[Rows from a figure dataset]
·····
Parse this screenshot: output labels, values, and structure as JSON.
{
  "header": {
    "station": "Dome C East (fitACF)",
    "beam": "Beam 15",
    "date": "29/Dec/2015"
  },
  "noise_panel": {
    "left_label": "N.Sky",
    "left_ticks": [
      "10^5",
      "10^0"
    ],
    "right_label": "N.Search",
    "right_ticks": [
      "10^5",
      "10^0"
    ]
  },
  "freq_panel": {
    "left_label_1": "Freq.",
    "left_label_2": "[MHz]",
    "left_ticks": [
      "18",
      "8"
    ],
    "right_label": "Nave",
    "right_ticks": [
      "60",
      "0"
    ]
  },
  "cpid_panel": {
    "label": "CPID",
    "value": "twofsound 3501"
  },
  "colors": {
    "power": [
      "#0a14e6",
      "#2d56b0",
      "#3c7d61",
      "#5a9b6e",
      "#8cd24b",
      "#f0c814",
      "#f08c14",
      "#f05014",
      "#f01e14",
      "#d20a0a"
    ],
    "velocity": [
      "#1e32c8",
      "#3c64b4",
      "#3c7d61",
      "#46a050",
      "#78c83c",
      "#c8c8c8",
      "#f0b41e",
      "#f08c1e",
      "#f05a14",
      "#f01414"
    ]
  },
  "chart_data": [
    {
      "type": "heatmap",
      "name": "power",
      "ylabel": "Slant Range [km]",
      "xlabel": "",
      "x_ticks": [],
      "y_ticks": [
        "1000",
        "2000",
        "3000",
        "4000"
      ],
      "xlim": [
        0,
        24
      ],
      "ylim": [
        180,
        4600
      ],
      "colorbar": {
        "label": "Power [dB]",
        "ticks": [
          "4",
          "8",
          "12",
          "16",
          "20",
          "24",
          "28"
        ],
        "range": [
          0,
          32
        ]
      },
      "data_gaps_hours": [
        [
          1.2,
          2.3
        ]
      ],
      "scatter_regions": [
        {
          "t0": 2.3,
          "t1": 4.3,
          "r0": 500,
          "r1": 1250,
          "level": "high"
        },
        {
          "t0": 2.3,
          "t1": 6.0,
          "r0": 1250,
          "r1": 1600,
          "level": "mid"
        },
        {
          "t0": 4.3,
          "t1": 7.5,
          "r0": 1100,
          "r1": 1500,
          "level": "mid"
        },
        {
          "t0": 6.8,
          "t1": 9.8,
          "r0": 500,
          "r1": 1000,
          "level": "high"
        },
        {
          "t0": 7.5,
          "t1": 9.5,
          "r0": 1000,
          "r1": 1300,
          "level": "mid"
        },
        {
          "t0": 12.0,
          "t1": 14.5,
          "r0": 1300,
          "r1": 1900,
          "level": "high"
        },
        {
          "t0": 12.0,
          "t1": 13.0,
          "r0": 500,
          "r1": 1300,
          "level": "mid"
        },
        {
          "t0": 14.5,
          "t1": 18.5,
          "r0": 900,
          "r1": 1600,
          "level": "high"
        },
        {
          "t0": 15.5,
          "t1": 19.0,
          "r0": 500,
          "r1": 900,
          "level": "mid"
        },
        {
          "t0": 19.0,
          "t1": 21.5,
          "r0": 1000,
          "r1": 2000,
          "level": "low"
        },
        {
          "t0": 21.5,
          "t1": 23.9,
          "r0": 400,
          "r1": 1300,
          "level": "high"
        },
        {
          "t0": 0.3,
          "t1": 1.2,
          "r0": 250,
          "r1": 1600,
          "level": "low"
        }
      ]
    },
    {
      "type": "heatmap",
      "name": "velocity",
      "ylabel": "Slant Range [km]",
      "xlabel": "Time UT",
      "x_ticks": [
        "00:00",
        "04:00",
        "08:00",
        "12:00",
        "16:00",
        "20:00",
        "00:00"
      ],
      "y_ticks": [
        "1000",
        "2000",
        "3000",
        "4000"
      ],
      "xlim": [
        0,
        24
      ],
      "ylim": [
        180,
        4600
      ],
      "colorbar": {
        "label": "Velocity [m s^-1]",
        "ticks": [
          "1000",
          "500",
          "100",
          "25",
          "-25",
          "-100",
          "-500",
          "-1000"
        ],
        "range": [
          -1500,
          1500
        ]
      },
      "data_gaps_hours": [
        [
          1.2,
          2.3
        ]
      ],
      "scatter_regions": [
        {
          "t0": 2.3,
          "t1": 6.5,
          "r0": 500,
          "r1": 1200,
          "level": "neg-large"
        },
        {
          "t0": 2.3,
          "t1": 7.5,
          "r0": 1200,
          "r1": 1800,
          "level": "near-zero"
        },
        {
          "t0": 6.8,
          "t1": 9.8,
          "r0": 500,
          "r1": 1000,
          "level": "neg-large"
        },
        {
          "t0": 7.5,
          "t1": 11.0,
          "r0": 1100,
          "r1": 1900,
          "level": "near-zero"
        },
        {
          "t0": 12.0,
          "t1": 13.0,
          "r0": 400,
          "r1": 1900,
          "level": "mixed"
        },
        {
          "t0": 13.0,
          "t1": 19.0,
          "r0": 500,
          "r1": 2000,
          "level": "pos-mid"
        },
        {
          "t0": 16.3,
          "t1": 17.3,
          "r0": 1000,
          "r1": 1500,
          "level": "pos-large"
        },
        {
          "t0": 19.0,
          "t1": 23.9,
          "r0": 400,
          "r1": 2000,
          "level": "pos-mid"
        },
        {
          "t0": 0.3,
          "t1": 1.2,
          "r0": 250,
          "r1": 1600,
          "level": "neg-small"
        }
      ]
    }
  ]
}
·····
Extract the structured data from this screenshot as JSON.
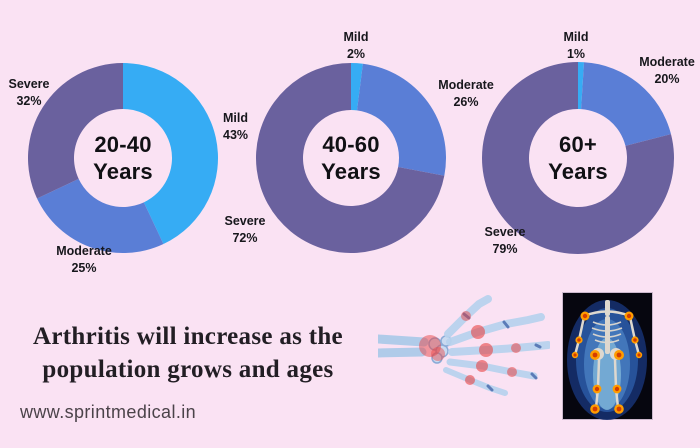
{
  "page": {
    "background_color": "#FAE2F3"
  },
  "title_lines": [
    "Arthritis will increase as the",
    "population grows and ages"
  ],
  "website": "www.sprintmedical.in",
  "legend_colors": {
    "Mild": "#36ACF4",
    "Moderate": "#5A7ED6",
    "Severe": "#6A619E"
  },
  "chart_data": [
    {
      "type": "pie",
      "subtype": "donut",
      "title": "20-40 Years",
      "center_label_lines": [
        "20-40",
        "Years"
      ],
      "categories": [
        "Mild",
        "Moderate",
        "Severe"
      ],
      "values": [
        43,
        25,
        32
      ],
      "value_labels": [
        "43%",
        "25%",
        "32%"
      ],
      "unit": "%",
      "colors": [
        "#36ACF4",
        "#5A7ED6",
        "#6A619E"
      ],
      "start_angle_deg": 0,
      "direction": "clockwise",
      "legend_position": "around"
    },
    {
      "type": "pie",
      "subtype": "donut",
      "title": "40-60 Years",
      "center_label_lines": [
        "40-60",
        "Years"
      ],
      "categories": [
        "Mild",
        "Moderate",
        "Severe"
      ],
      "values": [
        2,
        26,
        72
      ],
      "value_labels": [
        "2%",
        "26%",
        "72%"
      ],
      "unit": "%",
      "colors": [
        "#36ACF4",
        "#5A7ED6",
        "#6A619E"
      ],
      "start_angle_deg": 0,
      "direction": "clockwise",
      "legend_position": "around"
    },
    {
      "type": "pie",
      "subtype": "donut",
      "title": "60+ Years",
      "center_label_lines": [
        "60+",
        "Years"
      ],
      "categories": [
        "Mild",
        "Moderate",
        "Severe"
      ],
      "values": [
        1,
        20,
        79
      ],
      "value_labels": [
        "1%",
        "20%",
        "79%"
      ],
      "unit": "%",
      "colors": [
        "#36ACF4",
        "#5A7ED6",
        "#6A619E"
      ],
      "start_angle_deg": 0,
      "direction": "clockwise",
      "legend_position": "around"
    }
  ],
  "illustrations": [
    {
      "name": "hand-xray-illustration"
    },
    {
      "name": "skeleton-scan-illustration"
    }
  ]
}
·····
**Exercise objective:** Gather all lines with the string "screenshot" from the data.

**Result:**
Parse this screenshot: output labels, values, and structure as JSON.
Extract the structured data from this screenshot as JSON.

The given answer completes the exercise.